--- START Data entries ---

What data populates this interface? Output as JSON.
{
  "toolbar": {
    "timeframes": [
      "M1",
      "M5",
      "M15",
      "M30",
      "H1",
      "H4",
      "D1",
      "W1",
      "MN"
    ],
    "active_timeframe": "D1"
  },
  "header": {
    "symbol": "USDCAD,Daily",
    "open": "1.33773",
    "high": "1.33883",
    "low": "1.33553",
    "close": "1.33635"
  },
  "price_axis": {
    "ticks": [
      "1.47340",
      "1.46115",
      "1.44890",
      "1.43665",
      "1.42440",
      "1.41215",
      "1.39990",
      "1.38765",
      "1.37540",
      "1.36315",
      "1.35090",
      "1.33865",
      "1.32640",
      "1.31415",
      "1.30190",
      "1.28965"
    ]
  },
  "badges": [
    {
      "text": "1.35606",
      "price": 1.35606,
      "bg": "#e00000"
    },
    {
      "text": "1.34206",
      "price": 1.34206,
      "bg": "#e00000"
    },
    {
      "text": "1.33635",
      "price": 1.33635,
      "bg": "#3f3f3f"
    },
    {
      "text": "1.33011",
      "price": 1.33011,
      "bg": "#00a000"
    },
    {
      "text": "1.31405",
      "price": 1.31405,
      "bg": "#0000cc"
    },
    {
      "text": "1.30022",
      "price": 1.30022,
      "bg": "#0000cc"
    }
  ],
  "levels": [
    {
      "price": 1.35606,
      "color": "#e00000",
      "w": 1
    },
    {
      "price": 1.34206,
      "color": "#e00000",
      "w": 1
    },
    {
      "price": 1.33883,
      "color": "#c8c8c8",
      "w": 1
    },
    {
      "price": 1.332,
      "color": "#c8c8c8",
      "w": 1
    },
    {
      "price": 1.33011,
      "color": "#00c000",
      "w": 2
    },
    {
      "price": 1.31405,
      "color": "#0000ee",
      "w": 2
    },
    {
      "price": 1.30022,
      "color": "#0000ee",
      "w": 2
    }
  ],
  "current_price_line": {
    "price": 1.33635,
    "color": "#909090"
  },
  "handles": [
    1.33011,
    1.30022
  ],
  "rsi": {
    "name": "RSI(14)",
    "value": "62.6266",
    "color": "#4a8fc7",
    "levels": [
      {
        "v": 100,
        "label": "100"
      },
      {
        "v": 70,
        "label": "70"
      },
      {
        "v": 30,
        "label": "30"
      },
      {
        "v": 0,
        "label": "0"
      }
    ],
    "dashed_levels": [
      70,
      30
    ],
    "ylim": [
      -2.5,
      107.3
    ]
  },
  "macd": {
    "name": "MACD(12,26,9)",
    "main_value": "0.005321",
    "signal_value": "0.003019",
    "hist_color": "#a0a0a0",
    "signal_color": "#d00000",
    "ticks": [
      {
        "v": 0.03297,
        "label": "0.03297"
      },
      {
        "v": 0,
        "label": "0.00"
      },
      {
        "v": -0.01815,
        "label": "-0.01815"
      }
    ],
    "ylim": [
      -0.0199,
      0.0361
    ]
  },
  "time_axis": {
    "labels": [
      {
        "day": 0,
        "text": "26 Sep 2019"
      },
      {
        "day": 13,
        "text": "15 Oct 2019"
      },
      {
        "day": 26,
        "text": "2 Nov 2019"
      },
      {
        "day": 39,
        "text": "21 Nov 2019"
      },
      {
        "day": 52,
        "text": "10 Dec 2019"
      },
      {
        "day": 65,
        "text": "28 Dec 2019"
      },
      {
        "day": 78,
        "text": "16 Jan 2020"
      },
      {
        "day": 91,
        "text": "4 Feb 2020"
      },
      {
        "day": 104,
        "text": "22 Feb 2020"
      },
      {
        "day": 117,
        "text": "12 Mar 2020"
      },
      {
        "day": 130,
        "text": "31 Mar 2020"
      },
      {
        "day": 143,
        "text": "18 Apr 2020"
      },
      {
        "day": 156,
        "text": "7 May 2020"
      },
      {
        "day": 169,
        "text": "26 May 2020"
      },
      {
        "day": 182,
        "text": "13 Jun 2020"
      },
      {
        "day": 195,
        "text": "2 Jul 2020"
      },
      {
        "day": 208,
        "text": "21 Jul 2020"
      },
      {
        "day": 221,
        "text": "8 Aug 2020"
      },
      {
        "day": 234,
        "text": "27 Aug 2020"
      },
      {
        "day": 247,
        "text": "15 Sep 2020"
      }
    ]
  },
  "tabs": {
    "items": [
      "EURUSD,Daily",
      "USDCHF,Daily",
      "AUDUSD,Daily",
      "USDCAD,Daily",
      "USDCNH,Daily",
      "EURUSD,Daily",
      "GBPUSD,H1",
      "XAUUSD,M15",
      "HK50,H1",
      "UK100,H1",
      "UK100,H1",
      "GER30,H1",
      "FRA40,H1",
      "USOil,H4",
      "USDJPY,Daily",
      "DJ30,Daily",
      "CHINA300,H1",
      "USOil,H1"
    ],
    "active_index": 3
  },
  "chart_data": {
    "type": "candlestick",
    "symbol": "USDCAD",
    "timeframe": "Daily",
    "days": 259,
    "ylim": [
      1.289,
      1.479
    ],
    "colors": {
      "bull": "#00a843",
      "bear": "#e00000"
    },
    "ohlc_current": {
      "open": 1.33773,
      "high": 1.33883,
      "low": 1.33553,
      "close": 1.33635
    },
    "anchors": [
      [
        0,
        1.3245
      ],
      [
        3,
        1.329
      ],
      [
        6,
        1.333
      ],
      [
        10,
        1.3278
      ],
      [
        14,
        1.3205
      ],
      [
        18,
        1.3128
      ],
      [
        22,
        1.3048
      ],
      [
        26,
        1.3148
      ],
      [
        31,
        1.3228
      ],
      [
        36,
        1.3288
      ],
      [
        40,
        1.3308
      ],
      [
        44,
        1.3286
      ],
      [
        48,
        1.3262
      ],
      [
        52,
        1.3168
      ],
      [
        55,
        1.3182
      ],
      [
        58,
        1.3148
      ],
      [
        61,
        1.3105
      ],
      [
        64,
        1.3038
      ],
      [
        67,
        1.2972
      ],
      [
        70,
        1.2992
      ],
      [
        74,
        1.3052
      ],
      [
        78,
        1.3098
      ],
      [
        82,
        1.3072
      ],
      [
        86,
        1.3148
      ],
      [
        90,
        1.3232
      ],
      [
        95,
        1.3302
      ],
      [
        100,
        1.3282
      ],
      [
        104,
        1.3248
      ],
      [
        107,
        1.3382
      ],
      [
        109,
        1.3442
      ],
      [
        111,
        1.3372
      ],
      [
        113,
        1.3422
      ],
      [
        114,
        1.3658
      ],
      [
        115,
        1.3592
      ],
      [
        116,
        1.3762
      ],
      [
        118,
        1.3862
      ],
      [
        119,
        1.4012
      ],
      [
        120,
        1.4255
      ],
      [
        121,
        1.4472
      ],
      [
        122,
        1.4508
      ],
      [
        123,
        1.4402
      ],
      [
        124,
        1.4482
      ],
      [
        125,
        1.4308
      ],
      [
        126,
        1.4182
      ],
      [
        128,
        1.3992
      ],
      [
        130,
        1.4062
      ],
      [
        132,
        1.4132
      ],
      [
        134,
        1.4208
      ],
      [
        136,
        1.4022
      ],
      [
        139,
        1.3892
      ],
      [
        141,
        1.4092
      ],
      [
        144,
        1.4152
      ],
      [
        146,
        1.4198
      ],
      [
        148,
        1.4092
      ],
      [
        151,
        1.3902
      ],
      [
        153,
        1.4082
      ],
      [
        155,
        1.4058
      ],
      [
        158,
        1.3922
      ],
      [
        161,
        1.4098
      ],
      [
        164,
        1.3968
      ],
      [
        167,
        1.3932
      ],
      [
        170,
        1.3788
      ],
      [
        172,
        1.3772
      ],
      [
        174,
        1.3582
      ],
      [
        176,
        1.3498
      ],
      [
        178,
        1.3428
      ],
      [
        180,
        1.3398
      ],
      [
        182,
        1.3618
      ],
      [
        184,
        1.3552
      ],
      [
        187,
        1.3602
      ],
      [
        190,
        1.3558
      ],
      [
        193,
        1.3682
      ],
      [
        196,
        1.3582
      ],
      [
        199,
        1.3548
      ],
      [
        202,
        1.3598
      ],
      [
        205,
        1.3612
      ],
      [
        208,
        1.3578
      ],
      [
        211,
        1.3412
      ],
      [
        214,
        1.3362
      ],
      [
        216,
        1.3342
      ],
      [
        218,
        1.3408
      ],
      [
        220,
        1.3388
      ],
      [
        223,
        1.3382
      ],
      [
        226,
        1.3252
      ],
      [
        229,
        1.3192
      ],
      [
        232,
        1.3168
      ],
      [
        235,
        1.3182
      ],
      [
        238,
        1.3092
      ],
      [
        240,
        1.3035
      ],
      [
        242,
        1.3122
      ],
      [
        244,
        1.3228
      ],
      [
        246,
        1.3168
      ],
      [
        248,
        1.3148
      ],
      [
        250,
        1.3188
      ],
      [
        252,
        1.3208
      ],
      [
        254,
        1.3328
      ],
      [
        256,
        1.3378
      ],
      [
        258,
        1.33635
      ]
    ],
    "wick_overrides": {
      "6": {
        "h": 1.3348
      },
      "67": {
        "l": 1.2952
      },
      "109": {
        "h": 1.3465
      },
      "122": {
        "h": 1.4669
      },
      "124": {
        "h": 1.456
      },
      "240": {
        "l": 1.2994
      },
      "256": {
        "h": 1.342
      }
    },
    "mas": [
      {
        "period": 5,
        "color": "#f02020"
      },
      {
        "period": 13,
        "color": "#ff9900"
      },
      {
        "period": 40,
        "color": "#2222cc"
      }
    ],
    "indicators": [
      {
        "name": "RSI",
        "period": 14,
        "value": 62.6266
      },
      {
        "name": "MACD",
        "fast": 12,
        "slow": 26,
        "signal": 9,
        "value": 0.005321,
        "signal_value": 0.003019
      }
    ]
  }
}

--- END Data entries ---

- _What is asked_
Give a single number: the count of lines above that include the word "USDCAD".

- _Full solution_
3